==== Dataset records ====
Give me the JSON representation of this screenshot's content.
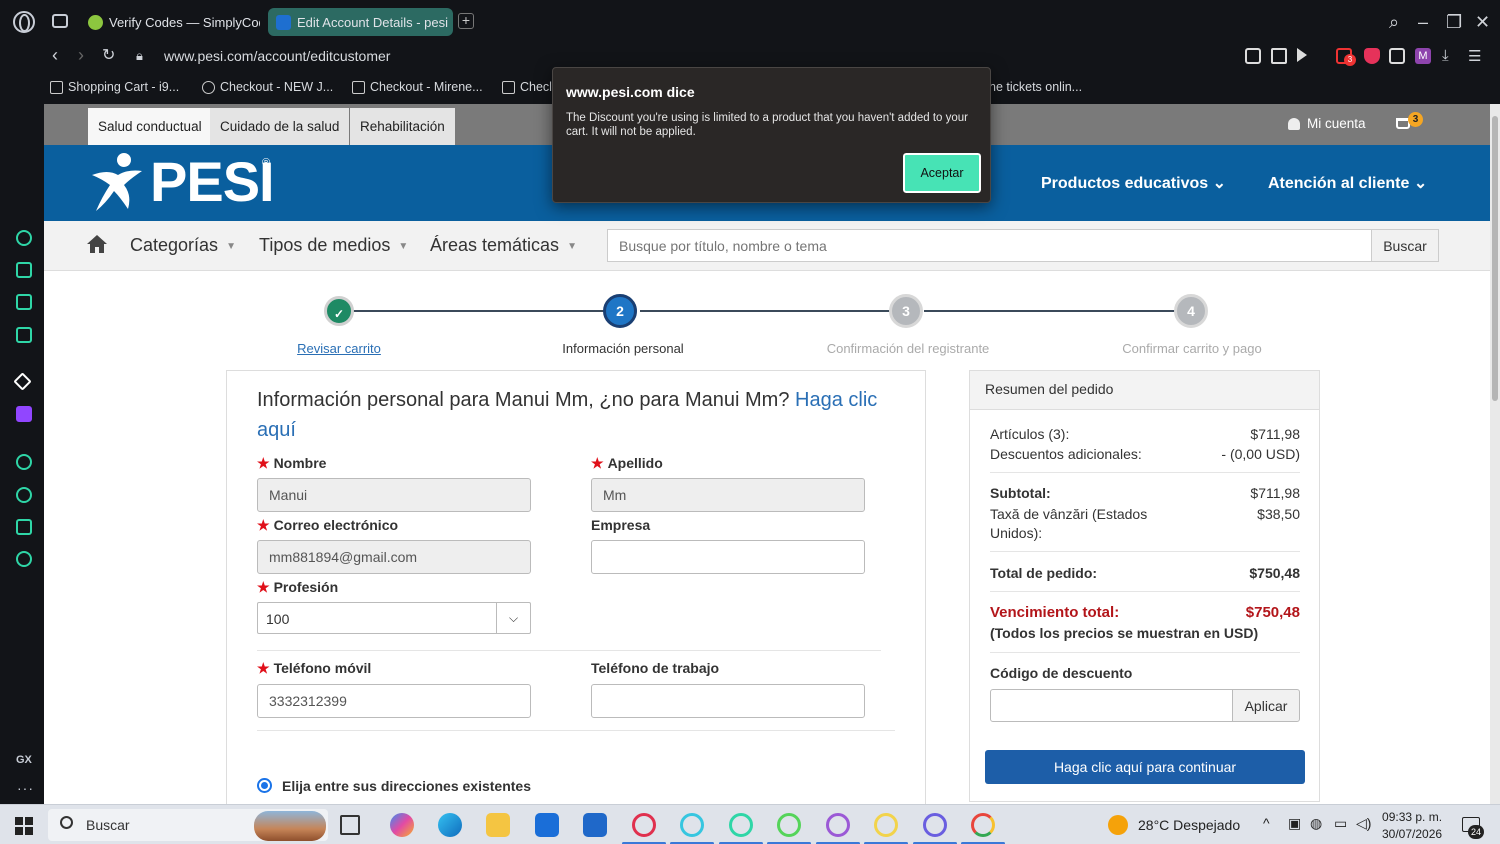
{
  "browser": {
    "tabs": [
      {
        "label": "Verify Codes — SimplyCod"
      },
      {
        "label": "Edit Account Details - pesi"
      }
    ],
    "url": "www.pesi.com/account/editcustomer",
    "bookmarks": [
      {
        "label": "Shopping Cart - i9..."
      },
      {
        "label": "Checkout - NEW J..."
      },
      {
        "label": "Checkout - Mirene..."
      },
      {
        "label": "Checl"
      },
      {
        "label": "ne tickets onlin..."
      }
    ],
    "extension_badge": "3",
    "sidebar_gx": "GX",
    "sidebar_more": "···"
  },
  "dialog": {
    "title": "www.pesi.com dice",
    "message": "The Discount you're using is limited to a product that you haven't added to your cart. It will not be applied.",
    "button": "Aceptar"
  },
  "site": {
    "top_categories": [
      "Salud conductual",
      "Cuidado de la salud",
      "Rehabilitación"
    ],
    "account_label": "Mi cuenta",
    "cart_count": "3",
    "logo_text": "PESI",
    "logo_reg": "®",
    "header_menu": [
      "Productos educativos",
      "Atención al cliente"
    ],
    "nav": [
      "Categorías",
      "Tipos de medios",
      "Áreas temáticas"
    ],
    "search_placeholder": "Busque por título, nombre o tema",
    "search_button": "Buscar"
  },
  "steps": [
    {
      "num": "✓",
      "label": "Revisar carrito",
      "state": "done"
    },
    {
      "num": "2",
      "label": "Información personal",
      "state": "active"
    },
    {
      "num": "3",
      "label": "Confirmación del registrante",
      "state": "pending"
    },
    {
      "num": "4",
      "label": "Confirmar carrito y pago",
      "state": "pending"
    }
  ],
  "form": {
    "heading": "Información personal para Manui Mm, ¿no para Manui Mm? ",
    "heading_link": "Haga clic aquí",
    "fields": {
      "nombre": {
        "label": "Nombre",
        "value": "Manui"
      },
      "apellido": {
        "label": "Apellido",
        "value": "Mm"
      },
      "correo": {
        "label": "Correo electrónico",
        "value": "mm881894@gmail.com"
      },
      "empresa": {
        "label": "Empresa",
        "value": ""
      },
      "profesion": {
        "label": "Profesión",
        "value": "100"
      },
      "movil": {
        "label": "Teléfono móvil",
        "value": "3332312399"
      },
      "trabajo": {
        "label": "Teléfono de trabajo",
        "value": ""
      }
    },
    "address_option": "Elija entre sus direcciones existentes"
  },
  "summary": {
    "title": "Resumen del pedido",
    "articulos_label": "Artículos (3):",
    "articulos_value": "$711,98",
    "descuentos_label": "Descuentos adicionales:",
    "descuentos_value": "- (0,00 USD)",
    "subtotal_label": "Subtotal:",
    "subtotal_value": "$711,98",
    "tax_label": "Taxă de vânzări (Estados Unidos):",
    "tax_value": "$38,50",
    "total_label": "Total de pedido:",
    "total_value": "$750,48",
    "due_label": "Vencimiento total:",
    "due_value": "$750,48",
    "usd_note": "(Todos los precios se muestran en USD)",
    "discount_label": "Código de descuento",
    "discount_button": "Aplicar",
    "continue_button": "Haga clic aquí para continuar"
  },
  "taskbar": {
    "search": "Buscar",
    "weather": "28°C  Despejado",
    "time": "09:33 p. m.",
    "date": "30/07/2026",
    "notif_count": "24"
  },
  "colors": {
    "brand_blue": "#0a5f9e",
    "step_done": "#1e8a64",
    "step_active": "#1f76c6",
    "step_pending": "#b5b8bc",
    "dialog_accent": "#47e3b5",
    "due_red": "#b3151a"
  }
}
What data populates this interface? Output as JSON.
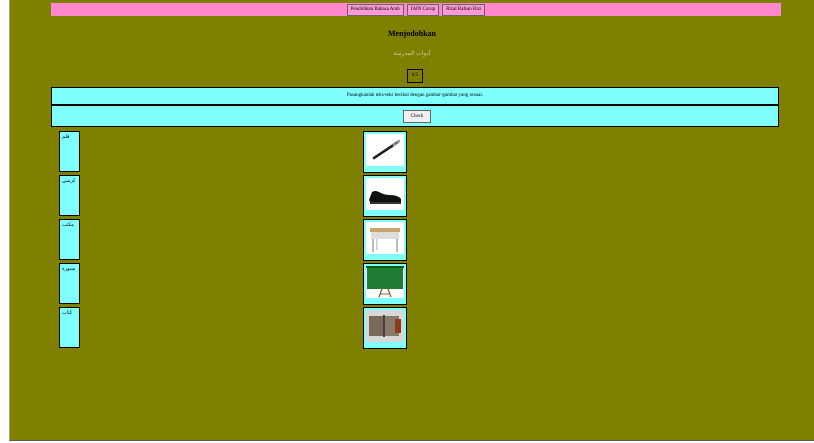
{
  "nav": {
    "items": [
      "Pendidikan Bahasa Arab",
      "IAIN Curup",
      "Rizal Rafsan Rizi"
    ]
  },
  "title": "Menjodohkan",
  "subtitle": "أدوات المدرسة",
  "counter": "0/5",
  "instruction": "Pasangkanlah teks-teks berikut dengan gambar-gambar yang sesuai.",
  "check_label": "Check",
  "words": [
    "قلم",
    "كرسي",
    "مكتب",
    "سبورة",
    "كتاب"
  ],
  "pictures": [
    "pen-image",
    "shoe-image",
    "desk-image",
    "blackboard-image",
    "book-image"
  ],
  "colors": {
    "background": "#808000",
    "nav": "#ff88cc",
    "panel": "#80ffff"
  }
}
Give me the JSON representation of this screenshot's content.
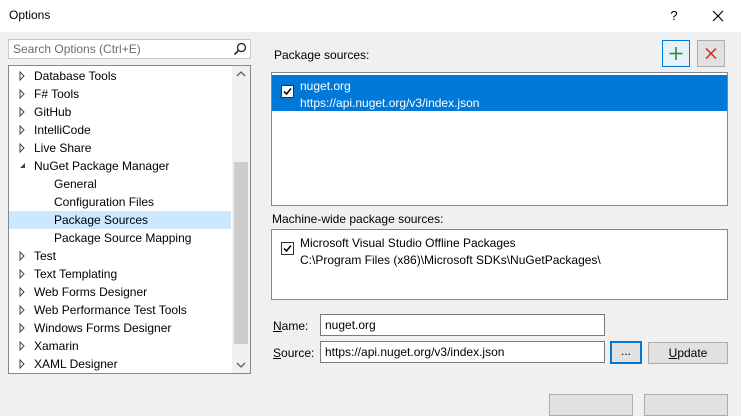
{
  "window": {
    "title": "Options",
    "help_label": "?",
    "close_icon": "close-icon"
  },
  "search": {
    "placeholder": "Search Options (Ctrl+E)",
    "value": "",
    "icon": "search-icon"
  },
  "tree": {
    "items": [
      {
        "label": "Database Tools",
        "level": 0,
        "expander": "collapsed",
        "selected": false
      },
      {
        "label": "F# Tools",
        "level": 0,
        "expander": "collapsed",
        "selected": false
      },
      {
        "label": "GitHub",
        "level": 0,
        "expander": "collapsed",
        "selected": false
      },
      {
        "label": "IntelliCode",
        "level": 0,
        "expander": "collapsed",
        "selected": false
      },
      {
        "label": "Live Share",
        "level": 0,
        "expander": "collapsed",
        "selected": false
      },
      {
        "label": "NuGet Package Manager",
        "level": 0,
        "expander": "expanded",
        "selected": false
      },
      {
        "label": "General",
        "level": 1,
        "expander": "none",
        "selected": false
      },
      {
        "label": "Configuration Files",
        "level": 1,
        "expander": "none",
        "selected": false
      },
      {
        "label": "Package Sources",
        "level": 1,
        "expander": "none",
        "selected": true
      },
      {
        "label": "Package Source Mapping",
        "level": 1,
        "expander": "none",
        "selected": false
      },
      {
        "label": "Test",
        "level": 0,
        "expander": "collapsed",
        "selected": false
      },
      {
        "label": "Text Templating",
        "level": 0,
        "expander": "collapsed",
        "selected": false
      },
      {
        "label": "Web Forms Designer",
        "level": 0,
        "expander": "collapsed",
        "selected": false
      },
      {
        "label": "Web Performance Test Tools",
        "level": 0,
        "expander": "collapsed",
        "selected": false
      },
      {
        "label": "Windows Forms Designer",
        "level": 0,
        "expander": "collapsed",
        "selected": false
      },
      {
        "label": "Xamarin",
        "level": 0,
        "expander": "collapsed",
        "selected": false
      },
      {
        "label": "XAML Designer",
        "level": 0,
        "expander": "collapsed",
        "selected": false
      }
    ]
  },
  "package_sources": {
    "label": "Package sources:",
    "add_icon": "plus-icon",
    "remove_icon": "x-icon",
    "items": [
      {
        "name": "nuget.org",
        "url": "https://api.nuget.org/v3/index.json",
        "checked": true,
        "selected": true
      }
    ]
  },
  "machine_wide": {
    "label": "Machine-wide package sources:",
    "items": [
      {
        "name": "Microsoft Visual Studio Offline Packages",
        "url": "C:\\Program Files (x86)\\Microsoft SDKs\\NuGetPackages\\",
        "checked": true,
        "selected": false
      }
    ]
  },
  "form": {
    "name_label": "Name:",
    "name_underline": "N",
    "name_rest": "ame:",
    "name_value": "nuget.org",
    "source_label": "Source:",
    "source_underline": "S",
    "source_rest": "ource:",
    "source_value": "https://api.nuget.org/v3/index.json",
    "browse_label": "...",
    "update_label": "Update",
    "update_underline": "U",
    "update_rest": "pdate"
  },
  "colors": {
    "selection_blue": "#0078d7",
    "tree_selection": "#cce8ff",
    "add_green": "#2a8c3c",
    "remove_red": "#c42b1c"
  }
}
====
- Exercise prompt -
Without the pictures, print the whole listing exactly as given.

- Correct response -
Give me the JSON representation of this screenshot's content.
{
  "browser": {
    "tabs": [
      {
        "label": "Verify Codes — SimplyCod"
      },
      {
        "label": "Edit Account Details - pesi"
      }
    ],
    "url": "www.pesi.com/account/editcustomer",
    "bookmarks": [
      {
        "label": "Shopping Cart - i9..."
      },
      {
        "label": "Checkout - NEW J..."
      },
      {
        "label": "Checkout - Mirene..."
      },
      {
        "label": "Checl"
      },
      {
        "label": "ne tickets onlin..."
      }
    ],
    "extension_badge": "3",
    "sidebar_gx": "GX",
    "sidebar_more": "···"
  },
  "dialog": {
    "title": "www.pesi.com dice",
    "message": "The Discount you're using is limited to a product that you haven't added to your cart. It will not be applied.",
    "button": "Aceptar"
  },
  "site": {
    "top_categories": [
      "Salud conductual",
      "Cuidado de la salud",
      "Rehabilitación"
    ],
    "account_label": "Mi cuenta",
    "cart_count": "3",
    "logo_text": "PESI",
    "logo_reg": "®",
    "header_menu": [
      "Productos educativos",
      "Atención al cliente"
    ],
    "nav": [
      "Categorías",
      "Tipos de medios",
      "Áreas temáticas"
    ],
    "search_placeholder": "Busque por título, nombre o tema",
    "search_button": "Buscar"
  },
  "steps": [
    {
      "num": "✓",
      "label": "Revisar carrito",
      "state": "done"
    },
    {
      "num": "2",
      "label": "Información personal",
      "state": "active"
    },
    {
      "num": "3",
      "label": "Confirmación del registrante",
      "state": "pending"
    },
    {
      "num": "4",
      "label": "Confirmar carrito y pago",
      "state": "pending"
    }
  ],
  "form": {
    "heading": "Información personal para Manui Mm, ¿no para Manui Mm? ",
    "heading_link": "Haga clic aquí",
    "fields": {
      "nombre": {
        "label": "Nombre",
        "value": "Manui"
      },
      "apellido": {
        "label": "Apellido",
        "value": "Mm"
      },
      "correo": {
        "label": "Correo electrónico",
        "value": "mm881894@gmail.com"
      },
      "empresa": {
        "label": "Empresa",
        "value": ""
      },
      "profesion": {
        "label": "Profesión",
        "value": "100"
      },
      "movil": {
        "label": "Teléfono móvil",
        "value": "3332312399"
      },
      "trabajo": {
        "label": "Teléfono de trabajo",
        "value": ""
      }
    },
    "address_option": "Elija entre sus direcciones existentes"
  },
  "summary": {
    "title": "Resumen del pedido",
    "articulos_label": "Artículos (3):",
    "articulos_value": "$711,98",
    "descuentos_label": "Descuentos adicionales:",
    "descuentos_value": "- (0,00 USD)",
    "subtotal_label": "Subtotal:",
    "subtotal_value": "$711,98",
    "tax_label": "Taxă de vânzări (Estados Unidos):",
    "tax_value": "$38,50",
    "total_label": "Total de pedido:",
    "total_value": "$750,48",
    "due_label": "Vencimiento total:",
    "due_value": "$750,48",
    "usd_note": "(Todos los precios se muestran en USD)",
    "discount_label": "Código de descuento",
    "discount_button": "Aplicar",
    "continue_button": "Haga clic aquí para continuar"
  },
  "taskbar": {
    "search": "Buscar",
    "weather": "28°C  Despejado",
    "time": "09:33 p. m.",
    "date": "30/07/2026",
    "notif_count": "24"
  },
  "colors": {
    "brand_blue": "#0a5f9e",
    "step_done": "#1e8a64",
    "step_active": "#1f76c6",
    "step_pending": "#b5b8bc",
    "dialog_accent": "#47e3b5",
    "due_red": "#b3151a"
  }
}
What data populates this interface? Output as JSON.
{
  "nav": {
    "items": [
      "Pendidikan Bahasa Arab",
      "IAIN Curup",
      "Rizal Rafsan Rizi"
    ]
  },
  "title": "Menjodohkan",
  "subtitle": "أدوات المدرسة",
  "counter": "0/5",
  "instruction": "Pasangkanlah teks-teks berikut dengan gambar-gambar yang sesuai.",
  "check_label": "Check",
  "words": [
    "قلم",
    "كرسي",
    "مكتب",
    "سبورة",
    "كتاب"
  ],
  "pictures": [
    "pen-image",
    "shoe-image",
    "desk-image",
    "blackboard-image",
    "book-image"
  ],
  "colors": {
    "background": "#808000",
    "nav": "#ff88cc",
    "panel": "#80ffff"
  }
}
Give me the JSON representation of this screenshot's content.
{
  "window": {
    "title": "Options",
    "help_label": "?",
    "close_icon": "close-icon"
  },
  "search": {
    "placeholder": "Search Options (Ctrl+E)",
    "value": "",
    "icon": "search-icon"
  },
  "tree": {
    "items": [
      {
        "label": "Database Tools",
        "level": 0,
        "expander": "collapsed",
        "selected": false
      },
      {
        "label": "F# Tools",
        "level": 0,
        "expander": "collapsed",
        "selected": false
      },
      {
        "label": "GitHub",
        "level": 0,
        "expander": "collapsed",
        "selected": false
      },
      {
        "label": "IntelliCode",
        "level": 0,
        "expander": "collapsed",
        "selected": false
      },
      {
        "label": "Live Share",
        "level": 0,
        "expander": "collapsed",
        "selected": false
      },
      {
        "label": "NuGet Package Manager",
        "level": 0,
        "expander": "expanded",
        "selected": false
      },
      {
        "label": "General",
        "level": 1,
        "expander": "none",
        "selected": false
      },
      {
        "label": "Configuration Files",
        "level": 1,
        "expander": "none",
        "selected": false
      },
      {
        "label": "Package Sources",
        "level": 1,
        "expander": "none",
        "selected": true
      },
      {
        "label": "Package Source Mapping",
        "level": 1,
        "expander": "none",
        "selected": false
      },
      {
        "label": "Test",
        "level": 0,
        "expander": "collapsed",
        "selected": false
      },
      {
        "label": "Text Templating",
        "level": 0,
        "expander": "collapsed",
        "selected": false
      },
      {
        "label": "Web Forms Designer",
        "level": 0,
        "expander": "collapsed",
        "selected": false
      },
      {
        "label": "Web Performance Test Tools",
        "level": 0,
        "expander": "collapsed",
        "selected": false
      },
      {
        "label": "Windows Forms Designer",
        "level": 0,
        "expander": "collapsed",
        "selected": false
      },
      {
        "label": "Xamarin",
        "level": 0,
        "expander": "collapsed",
        "selected": false
      },
      {
        "label": "XAML Designer",
        "level": 0,
        "expander": "collapsed",
        "selected": false
      }
    ]
  },
  "package_sources": {
    "label": "Package sources:",
    "add_icon": "plus-icon",
    "remove_icon": "x-icon",
    "items": [
      {
        "name": "nuget.org",
        "url": "https://api.nuget.org/v3/index.json",
        "checked": true,
        "selected": true
      }
    ]
  },
  "machine_wide": {
    "label": "Machine-wide package sources:",
    "items": [
      {
        "name": "Microsoft Visual Studio Offline Packages",
        "url": "C:\\Program Files (x86)\\Microsoft SDKs\\NuGetPackages\\",
        "checked": true,
        "selected": false
      }
    ]
  },
  "form": {
    "name_label": "Name:",
    "name_underline": "N",
    "name_rest": "ame:",
    "name_value": "nuget.org",
    "source_label": "Source:",
    "source_underline": "S",
    "source_rest": "ource:",
    "source_value": "https://api.nuget.org/v3/index.json",
    "browse_label": "...",
    "update_label": "Update",
    "update_underline": "U",
    "update_rest": "pdate"
  },
  "colors": {
    "selection_blue": "#0078d7",
    "tree_selection": "#cce8ff",
    "add_green": "#2a8c3c",
    "remove_red": "#c42b1c"
  }
}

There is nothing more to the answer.